Determine how many lines contain the string "steepness". Respond with that number and nothing more.

========================

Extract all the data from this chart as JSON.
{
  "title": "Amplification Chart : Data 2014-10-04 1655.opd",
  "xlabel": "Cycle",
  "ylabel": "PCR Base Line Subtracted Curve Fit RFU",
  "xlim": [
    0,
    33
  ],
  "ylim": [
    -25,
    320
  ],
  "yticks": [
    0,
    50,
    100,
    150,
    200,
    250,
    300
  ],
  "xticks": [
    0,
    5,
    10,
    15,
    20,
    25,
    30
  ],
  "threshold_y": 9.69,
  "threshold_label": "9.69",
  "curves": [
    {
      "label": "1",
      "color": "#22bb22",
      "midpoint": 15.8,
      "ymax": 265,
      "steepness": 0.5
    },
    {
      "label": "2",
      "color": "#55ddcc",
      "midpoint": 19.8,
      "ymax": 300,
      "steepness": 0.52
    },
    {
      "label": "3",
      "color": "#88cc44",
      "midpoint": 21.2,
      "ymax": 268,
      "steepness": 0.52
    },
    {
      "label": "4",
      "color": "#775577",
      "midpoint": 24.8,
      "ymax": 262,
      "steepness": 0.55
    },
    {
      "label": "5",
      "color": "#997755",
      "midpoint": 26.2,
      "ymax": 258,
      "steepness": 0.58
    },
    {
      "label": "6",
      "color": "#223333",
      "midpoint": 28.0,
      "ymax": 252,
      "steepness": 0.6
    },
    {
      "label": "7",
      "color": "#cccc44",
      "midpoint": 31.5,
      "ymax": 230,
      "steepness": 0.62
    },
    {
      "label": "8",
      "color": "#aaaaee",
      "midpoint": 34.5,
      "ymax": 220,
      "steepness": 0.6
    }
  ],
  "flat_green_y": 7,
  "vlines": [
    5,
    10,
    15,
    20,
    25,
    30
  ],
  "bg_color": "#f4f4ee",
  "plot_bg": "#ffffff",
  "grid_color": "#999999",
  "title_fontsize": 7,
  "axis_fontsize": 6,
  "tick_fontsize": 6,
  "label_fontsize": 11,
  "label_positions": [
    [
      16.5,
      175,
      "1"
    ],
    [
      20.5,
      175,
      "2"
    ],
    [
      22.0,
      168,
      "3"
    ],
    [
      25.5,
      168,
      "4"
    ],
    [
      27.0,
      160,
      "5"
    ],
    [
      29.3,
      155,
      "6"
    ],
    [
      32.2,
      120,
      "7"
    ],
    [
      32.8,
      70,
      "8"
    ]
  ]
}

========================

[SOLUTION FOR THIS PROBLEM] 8